Dataset items
■ ■ ■
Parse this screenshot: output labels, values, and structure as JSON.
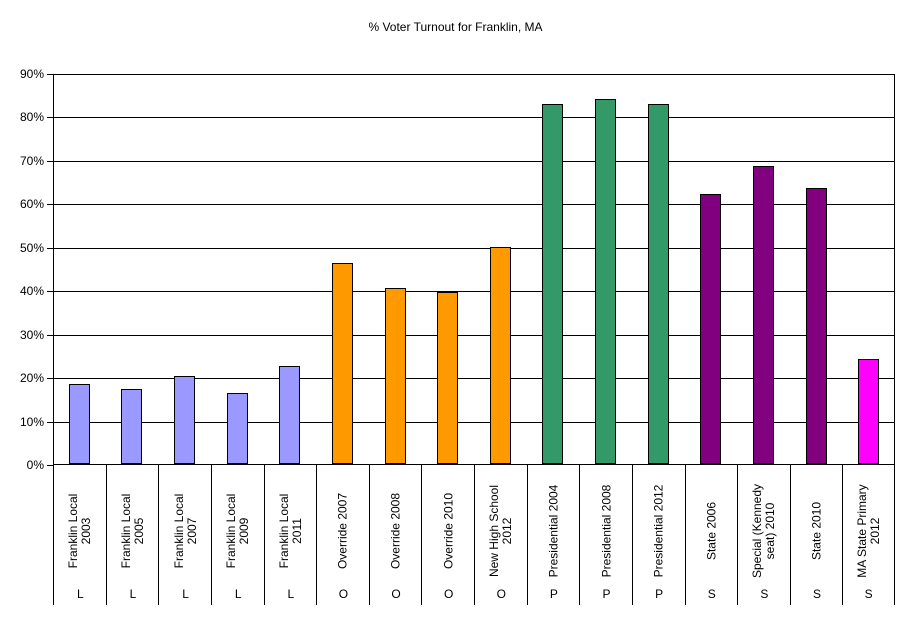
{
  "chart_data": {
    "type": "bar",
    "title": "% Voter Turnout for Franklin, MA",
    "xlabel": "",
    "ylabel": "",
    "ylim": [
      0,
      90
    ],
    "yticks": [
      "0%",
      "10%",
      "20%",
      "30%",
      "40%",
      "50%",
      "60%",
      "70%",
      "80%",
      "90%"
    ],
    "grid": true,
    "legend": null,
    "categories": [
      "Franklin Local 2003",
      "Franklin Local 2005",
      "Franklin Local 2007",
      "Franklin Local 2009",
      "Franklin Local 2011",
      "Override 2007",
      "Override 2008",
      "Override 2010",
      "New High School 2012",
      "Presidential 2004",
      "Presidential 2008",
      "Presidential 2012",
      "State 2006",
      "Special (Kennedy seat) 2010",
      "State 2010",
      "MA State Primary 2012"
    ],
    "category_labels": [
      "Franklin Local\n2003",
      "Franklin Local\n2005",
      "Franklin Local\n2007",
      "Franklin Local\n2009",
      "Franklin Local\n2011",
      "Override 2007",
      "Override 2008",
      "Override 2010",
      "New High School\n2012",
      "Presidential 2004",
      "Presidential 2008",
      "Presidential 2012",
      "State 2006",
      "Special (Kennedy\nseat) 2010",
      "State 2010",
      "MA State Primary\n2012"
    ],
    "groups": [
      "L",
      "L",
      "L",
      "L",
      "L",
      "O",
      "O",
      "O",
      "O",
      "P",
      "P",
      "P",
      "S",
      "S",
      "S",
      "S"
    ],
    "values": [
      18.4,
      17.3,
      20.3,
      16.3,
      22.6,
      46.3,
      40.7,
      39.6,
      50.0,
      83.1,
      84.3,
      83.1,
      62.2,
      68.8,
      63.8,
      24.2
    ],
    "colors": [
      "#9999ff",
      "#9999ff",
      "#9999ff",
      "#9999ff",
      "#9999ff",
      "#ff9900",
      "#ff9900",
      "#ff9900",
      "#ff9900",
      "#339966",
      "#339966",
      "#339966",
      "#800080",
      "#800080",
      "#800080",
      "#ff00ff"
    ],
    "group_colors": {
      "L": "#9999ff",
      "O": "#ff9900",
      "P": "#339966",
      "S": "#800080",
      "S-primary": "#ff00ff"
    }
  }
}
■ ■ ■
» Written request
Transcribe all of the records above character for character. Exclude the pictures.

» Exercise output
Parse this screenshot: output labels, values, and structure as JSON.
{
  "chart_data": {
    "type": "bar",
    "title": "% Voter Turnout for Franklin, MA",
    "xlabel": "",
    "ylabel": "",
    "ylim": [
      0,
      90
    ],
    "yticks": [
      "0%",
      "10%",
      "20%",
      "30%",
      "40%",
      "50%",
      "60%",
      "70%",
      "80%",
      "90%"
    ],
    "grid": true,
    "legend": null,
    "categories": [
      "Franklin Local 2003",
      "Franklin Local 2005",
      "Franklin Local 2007",
      "Franklin Local 2009",
      "Franklin Local 2011",
      "Override 2007",
      "Override 2008",
      "Override 2010",
      "New High School 2012",
      "Presidential 2004",
      "Presidential 2008",
      "Presidential 2012",
      "State 2006",
      "Special (Kennedy seat) 2010",
      "State 2010",
      "MA State Primary 2012"
    ],
    "category_labels": [
      "Franklin Local\n2003",
      "Franklin Local\n2005",
      "Franklin Local\n2007",
      "Franklin Local\n2009",
      "Franklin Local\n2011",
      "Override 2007",
      "Override 2008",
      "Override 2010",
      "New High School\n2012",
      "Presidential 2004",
      "Presidential 2008",
      "Presidential 2012",
      "State 2006",
      "Special (Kennedy\nseat) 2010",
      "State 2010",
      "MA State Primary\n2012"
    ],
    "groups": [
      "L",
      "L",
      "L",
      "L",
      "L",
      "O",
      "O",
      "O",
      "O",
      "P",
      "P",
      "P",
      "S",
      "S",
      "S",
      "S"
    ],
    "values": [
      18.4,
      17.3,
      20.3,
      16.3,
      22.6,
      46.3,
      40.7,
      39.6,
      50.0,
      83.1,
      84.3,
      83.1,
      62.2,
      68.8,
      63.8,
      24.2
    ],
    "colors": [
      "#9999ff",
      "#9999ff",
      "#9999ff",
      "#9999ff",
      "#9999ff",
      "#ff9900",
      "#ff9900",
      "#ff9900",
      "#ff9900",
      "#339966",
      "#339966",
      "#339966",
      "#800080",
      "#800080",
      "#800080",
      "#ff00ff"
    ],
    "group_colors": {
      "L": "#9999ff",
      "O": "#ff9900",
      "P": "#339966",
      "S": "#800080",
      "S-primary": "#ff00ff"
    }
  }
}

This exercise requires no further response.